Exercise goal | Copy the rows from the one containing "close-icon [561, 159, 573, 171]" through the one containing "share-arrow-icon [491, 28, 507, 42]", keeping each line as it appears.

^^^^

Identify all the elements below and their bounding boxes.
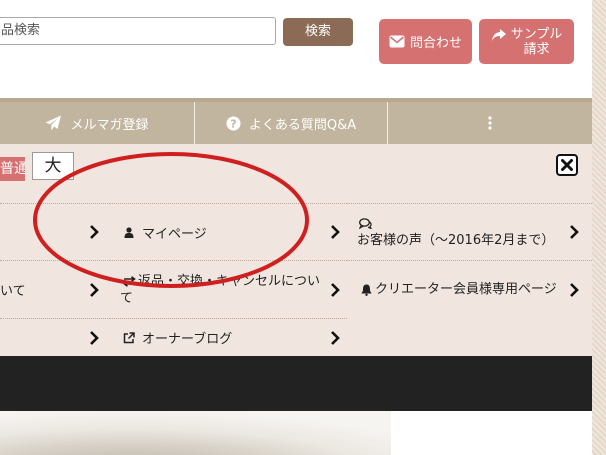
close-icon [561, 159, 573, 171]
nav-item-faq[interactable]: ? よくある質問Q&A [195, 102, 387, 144]
main-navbar: メルマガ登録 ? よくある質問Q&A [0, 98, 592, 144]
close-menu-button[interactable] [556, 154, 578, 176]
svg-text:?: ? [230, 117, 236, 130]
menu-item-creator-members[interactable]: クリエーター会員様専用ページ [347, 260, 592, 318]
question-circle-icon: ? [226, 116, 241, 131]
external-link-icon [120, 331, 138, 344]
paper-plane-icon [45, 115, 62, 131]
contact-button[interactable]: 問合わせ [379, 19, 472, 64]
sample-request-button[interactable]: サンプル 請求 [479, 19, 574, 64]
share-arrow-icon [491, 28, 507, 42]
site-header: 品検索 検索 問合わせ サンプル 請求 [0, 0, 592, 98]
product-photo [0, 411, 391, 455]
nav-item-newsletter[interactable]: メルマガ登録 [0, 102, 194, 144]
nav-item-faq-label: よくある質問Q&A [248, 117, 357, 133]
sample-button-label-line2: 請求 [523, 41, 550, 57]
menu-item-partial-left-2-label: いて [0, 284, 26, 299]
red-annotation-circle [33, 152, 309, 288]
chevron-right-icon [331, 282, 340, 297]
search-input[interactable]: 品検索 [0, 17, 276, 45]
menu-item-partial-left-3[interactable] [0, 318, 110, 356]
chevron-right-icon [570, 225, 579, 239]
envelope-icon [389, 35, 405, 48]
menu-item-creator-members-label: クリエーター会員様専用ページ [375, 282, 557, 297]
vertical-ellipsis-icon [488, 116, 492, 130]
menu-item-owner-blog[interactable]: オーナーブログ [110, 318, 347, 356]
font-size-normal-button[interactable]: 普通 [0, 157, 25, 181]
sample-button-label-line1: サンプル [510, 26, 563, 42]
contact-button-label: 問合わせ [409, 36, 462, 51]
search-button[interactable]: 検索 [283, 18, 353, 46]
chevron-right-icon [90, 330, 99, 345]
chevron-right-icon [570, 282, 579, 297]
nav-item-newsletter-label: メルマガ登録 [70, 117, 149, 133]
menu-item-customer-voice[interactable]: お客様の声（～2016年2月まで） [347, 203, 592, 260]
menu-item-customer-voice-label: お客様の声（～2016年2月まで） [357, 233, 555, 248]
chevron-right-icon [331, 225, 340, 239]
bell-icon [357, 284, 375, 296]
comments-icon [357, 218, 373, 229]
page-background-texture [592, 0, 606, 455]
nav-item-more[interactable] [388, 102, 592, 144]
chevron-right-icon [331, 330, 340, 345]
dark-footer-band [0, 356, 592, 411]
menu-item-owner-blog-label: オーナーブログ [142, 332, 233, 347]
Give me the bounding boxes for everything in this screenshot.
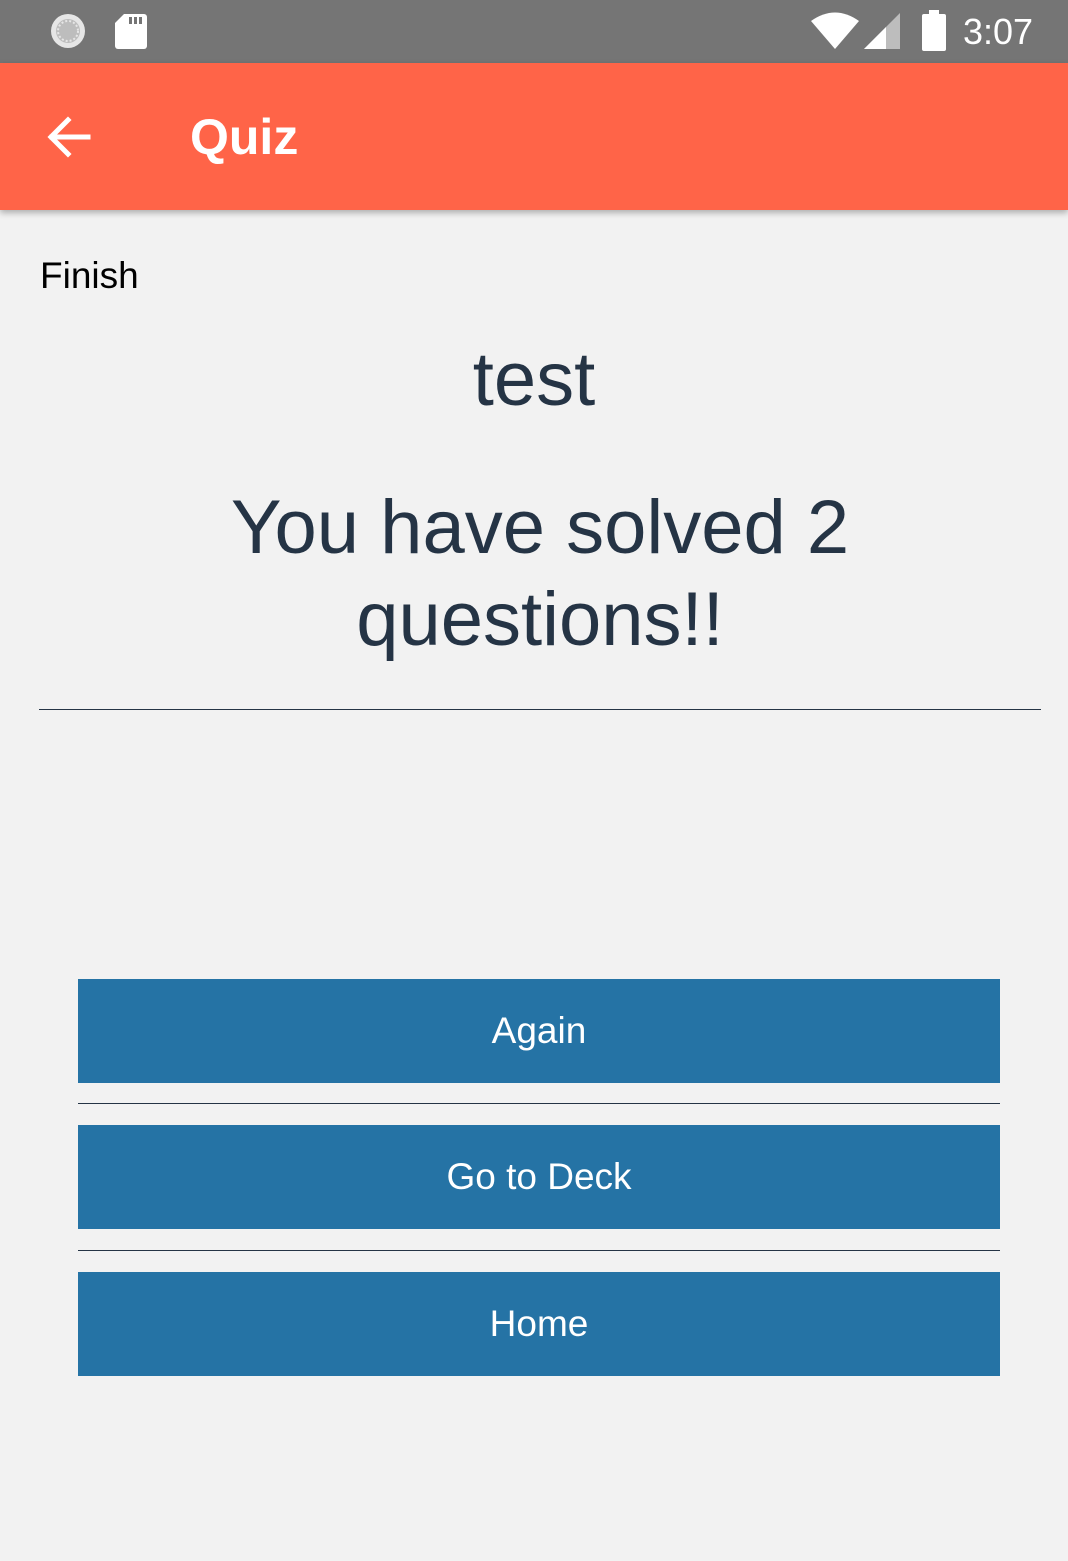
home-button[interactable]: Home	[78, 1272, 1000, 1376]
status-bar: 3:07	[0, 0, 1068, 63]
again-button[interactable]: Again	[78, 979, 1000, 1083]
cell-signal-icon	[864, 13, 900, 49]
sd-card-icon	[115, 14, 147, 49]
arrow-back-icon	[47, 116, 91, 158]
button-divider	[78, 1250, 1000, 1251]
back-button[interactable]	[28, 91, 110, 183]
wifi-icon	[811, 12, 859, 49]
quiz-finish-screen: 3:07 Quiz Finish test You have solved 2 …	[0, 0, 1068, 1561]
go-to-deck-button[interactable]: Go to Deck	[78, 1125, 1000, 1229]
content-divider	[39, 709, 1041, 710]
sync-icon	[51, 14, 85, 48]
finish-label: Finish	[40, 255, 139, 296]
deck-title: test	[472, 337, 596, 422]
result-message: You have solved 2 questions!!	[230, 485, 850, 662]
page-title: Quiz	[190, 109, 299, 165]
button-divider	[78, 1103, 1000, 1104]
battery-icon	[922, 10, 946, 51]
status-time: 3:07	[963, 11, 1034, 52]
app-bar: Quiz	[0, 63, 1068, 210]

^^^^

Correct output |
close-icon [561, 159, 573, 171]
nav-item-faq[interactable]: ? よくある質問Q&A [195, 102, 387, 144]
main-navbar: メルマガ登録 ? よくある質問Q&A [0, 98, 592, 144]
close-menu-button[interactable] [556, 154, 578, 176]
svg-text:?: ? [230, 117, 236, 130]
menu-item-creator-members[interactable]: クリエーター会員様専用ページ [347, 260, 592, 318]
question-circle-icon: ? [226, 116, 241, 131]
external-link-icon [120, 331, 138, 344]
paper-plane-icon [45, 115, 62, 131]
contact-button[interactable]: 問合わせ [379, 19, 472, 64]
sample-request-button[interactable]: サンプル 請求 [479, 19, 574, 64]
share-arrow-icon [491, 28, 507, 42]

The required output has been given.